Things to do:
A – List the GNP densities of the three pregels given in the passage on gold nanoparticle spacing in hydrogel sensors.
B – Write the next few sentences of the passage on gold nanoparticle spacing in hydrogel sensors, starting right after its final sentence.

Passage:
▬▬▬

Three different pregels with different GNP densities at ${\mathrm{ND}}_{01}=8.86\times {10}^9$, ${\mathrm{ND}}_{02}=1.73\times {10}^{10}$ and ${\mathrm{ND}}_{03}=1.7\times {10}^{11}$ particles/mL were used to manufacture the OF sensors. The ratio $\frac{V_{\mathrm{pregel}}}{V}$ was estimated for hydrogel contraction controlled with pH solutions from 5 to 3. $\frac{V_{\mathrm{pregel}}}{V}$ as a function of decreasing pH follows the same trend for the OF sensors fabricated from different densities of GNP in pregel. The NDs of GNPs found for the deswelling hydrogels are further used to compute the NNDF.

In Figure 6a, the NNDFs (Equation (11)) are computed for pH 5 and 3 (from the NDs in Figure 5) of the OF sensors manufactured from different GNP-pregel densities. The probability at the mean interparticle distance $\overline{d}$ is increasing for increasing ND and hydrogel contraction. The smallest $\overline{d}$ for the largest ND and lowest pH is greater than $5r$, i.e., greater than the range where the interaction between dipoles of GNPs occurs.

The probability (Equation (12)) of finding particles with interparticle distance between $2r\le d\le 5r$ (computed from NDs in Figure 5) is represented in Figure 6b. The probability is increasing from $0.1\times {10}^{-3}$ to $6.7\times {10}^{-3}$ for increasing ND and hydrogel contraction. The low probability for $2r\le d\le 5r$ shows that there is only a small fraction of GNPs with interparticle distances inducing dipole-dipole interactions. Hence, for a truly random distribution of GNPs in hydrogel at pH 5 and 3, it is the increasing density of the polymer network and not the dipole-dipole interactions that should be the dominating factor for the change in the LSPR peak position. If the change in LSPR peak position is independent of ND in our experiments, the assumption of having particles randomly distributed in the hydrogel would be reasonable. On the contrary, if the LSPR peak position is dependent on the ND, the GNPs may be inhomogeneously distributed in the hydrogel with a large fraction of particles with $d\le 5r$.

▬▬▬

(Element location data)
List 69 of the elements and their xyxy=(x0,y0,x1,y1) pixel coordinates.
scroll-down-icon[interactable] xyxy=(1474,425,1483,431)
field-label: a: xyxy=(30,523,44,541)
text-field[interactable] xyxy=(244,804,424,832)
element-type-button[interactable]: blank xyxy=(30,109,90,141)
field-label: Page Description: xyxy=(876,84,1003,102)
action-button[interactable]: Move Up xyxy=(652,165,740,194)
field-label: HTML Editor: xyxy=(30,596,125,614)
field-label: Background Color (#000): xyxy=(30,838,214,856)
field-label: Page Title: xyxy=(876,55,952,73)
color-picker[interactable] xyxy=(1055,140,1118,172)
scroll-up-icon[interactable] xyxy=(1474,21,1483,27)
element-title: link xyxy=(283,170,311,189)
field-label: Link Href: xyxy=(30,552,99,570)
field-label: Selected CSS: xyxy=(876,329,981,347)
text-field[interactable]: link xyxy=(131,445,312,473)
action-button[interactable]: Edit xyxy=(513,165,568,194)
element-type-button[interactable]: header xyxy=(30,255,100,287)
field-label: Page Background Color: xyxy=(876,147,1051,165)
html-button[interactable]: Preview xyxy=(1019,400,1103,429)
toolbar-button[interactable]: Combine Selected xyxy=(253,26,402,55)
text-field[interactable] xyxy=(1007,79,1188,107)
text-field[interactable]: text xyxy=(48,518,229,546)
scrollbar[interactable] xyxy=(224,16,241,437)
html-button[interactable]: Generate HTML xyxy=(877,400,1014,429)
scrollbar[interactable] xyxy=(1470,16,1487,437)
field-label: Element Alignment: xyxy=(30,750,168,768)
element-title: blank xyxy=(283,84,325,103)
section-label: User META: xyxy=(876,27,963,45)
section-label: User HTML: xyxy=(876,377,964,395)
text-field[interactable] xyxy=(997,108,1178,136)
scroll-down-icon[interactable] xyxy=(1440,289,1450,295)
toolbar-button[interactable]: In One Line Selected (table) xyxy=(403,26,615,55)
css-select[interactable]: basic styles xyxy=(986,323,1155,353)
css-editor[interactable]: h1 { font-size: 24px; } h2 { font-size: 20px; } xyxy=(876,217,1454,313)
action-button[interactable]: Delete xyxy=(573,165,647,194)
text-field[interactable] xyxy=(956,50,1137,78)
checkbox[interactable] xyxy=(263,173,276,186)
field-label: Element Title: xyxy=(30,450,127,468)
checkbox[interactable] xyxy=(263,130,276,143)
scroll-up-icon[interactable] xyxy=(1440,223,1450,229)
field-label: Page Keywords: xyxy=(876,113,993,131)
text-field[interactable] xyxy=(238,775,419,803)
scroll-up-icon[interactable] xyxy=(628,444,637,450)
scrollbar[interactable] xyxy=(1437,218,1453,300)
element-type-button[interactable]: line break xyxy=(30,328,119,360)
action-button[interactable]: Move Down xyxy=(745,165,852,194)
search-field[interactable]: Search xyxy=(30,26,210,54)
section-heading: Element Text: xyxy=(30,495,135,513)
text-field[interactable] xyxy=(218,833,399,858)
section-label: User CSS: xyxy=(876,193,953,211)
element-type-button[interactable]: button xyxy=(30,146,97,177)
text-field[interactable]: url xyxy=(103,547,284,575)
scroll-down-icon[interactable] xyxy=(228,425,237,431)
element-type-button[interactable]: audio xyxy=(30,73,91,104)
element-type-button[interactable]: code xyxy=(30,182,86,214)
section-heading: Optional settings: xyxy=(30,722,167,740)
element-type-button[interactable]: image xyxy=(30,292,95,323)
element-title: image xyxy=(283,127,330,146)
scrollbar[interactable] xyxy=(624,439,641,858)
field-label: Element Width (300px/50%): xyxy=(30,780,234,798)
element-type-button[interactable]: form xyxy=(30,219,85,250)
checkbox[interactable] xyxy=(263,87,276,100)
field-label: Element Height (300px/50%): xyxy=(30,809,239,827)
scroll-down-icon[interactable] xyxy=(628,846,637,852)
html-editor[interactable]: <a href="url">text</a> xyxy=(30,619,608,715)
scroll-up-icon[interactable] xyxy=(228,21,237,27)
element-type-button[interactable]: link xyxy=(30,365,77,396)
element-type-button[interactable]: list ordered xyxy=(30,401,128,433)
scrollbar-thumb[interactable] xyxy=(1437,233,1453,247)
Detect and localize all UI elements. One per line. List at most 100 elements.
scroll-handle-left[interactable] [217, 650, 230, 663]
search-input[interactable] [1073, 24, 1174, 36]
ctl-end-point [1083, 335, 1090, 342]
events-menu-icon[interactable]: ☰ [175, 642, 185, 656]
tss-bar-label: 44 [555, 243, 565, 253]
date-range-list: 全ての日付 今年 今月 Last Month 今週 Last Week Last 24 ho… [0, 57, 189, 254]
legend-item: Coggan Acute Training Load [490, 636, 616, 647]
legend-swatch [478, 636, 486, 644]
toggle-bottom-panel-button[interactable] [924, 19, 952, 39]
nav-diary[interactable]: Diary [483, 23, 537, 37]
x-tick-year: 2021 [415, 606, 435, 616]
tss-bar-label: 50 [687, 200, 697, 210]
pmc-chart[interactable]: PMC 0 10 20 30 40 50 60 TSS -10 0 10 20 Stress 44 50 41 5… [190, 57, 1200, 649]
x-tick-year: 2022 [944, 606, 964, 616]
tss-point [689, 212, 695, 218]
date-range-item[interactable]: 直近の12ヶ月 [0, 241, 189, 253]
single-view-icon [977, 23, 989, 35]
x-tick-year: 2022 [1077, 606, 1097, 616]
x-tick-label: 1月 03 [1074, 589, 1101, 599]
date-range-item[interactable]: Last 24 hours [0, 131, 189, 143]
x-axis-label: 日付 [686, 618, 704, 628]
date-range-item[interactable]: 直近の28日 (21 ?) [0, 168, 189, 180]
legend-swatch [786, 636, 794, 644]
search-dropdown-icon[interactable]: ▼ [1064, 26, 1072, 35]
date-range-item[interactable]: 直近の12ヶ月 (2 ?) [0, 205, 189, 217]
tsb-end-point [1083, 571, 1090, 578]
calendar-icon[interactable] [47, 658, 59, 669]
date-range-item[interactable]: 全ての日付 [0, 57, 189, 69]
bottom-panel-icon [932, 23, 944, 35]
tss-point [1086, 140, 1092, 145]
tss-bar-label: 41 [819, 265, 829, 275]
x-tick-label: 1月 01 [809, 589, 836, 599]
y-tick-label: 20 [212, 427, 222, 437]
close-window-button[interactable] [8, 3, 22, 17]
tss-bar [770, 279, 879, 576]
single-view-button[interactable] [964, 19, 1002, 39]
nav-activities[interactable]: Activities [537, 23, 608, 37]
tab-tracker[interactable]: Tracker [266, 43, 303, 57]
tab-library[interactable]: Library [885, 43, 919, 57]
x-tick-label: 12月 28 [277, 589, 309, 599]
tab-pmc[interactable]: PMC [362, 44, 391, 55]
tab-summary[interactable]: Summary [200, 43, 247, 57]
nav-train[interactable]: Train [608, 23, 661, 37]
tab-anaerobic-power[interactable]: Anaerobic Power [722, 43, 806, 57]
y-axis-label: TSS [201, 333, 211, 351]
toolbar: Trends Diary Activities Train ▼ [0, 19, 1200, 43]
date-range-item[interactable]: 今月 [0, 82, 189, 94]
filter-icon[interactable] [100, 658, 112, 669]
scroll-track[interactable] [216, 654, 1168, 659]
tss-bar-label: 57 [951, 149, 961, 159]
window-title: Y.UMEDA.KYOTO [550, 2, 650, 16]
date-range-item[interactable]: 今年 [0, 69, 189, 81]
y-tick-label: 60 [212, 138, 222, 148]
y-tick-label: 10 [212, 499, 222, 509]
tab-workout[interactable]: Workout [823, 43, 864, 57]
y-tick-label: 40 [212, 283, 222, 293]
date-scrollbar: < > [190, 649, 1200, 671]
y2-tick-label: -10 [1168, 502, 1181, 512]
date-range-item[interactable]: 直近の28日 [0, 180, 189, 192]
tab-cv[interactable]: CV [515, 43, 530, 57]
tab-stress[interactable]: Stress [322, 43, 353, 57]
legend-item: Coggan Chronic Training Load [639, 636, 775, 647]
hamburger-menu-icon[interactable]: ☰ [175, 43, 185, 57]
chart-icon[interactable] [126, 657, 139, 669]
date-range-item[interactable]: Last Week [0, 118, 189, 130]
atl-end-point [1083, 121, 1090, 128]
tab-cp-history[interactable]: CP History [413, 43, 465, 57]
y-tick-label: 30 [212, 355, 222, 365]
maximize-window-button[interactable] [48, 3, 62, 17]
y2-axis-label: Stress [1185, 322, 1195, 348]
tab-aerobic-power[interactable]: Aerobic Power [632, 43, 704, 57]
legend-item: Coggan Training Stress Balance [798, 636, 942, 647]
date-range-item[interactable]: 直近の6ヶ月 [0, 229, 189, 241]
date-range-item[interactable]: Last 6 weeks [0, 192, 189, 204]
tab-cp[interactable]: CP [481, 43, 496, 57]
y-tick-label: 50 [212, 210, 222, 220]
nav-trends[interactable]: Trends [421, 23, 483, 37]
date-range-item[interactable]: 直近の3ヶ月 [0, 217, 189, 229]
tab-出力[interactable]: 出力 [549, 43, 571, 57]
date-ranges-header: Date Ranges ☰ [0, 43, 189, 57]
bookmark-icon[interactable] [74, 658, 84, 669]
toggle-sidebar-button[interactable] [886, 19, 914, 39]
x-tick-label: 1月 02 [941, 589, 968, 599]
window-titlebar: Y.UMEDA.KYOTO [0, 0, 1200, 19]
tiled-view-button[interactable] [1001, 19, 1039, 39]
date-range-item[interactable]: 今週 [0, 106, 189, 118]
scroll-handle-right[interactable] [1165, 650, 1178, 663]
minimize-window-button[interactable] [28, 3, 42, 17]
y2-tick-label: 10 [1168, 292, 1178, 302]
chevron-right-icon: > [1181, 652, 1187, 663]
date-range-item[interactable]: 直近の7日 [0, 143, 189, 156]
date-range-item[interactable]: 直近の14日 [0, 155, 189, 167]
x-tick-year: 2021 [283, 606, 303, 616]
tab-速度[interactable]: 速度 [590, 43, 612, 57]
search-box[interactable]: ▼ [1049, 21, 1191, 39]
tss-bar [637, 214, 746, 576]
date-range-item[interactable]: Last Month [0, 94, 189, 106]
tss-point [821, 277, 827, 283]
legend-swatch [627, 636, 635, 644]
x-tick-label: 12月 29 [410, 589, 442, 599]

▬▬▬

Response list:
A –
8.86 × 10⁹ particles/mL (ND01)
1.73 × 10¹⁰ particles/mL (ND02)
1.7 × 10¹¹ particles/mL (ND03)

B –
4.2. Refractive Index as a Function of Hydrogel Swelling Degree

The RI of the hydrogel can be assessed from Equation (13) by computing the mole fraction of the polymer in Equation (17). The RI of the polymer can be assumed to be dominated by the mole and mass fraction of AAM-AAC. For our experiments, the mass fraction of AAM-AAC is $w_{p0}=0.1$. With $n_p=1.513$ and $n_w=1.333$ [19,20], $n_{\mathrm{gel}}$ from Equation (13) and (17) can be computed as a function of $\frac{V_{\mathrm{pregel}}}{V}$ (from Figure 5) for pH 5 to 3 as presented in Figure 7a.

Deswelling of the hydrogel for pH 5 to 3 increases $n_{\mathrm{gel}}$ from ∼1.333 to ∼1.346. Inserting $n_m=n_{\mathrm{gel}}$ at 1.333 and 1.346 into Equation (1) with $L=1$, the scattering of GNP can be computed as shown in Figure 7b.

The scattering of GNPs redshifts by 2 to 3 nm with hydrogel contraction stimulated with pH from 5 to 3. Its important to note that the LSPR is dependent on the mole fraction of polymer chains that are in close proximity to the plasmonic wave of the GNPs. Due to the localized sensing of the RI changes on the surface of the GNPs, $n_m$ in Equation (1) and $n_{\mathrm{gel}}$ in Equation (13) would rather represent the local RI and the bulk RI of the hydrogel, respectively. Hence, the LSPR response of GNPs could be different for bulk and local RI changes.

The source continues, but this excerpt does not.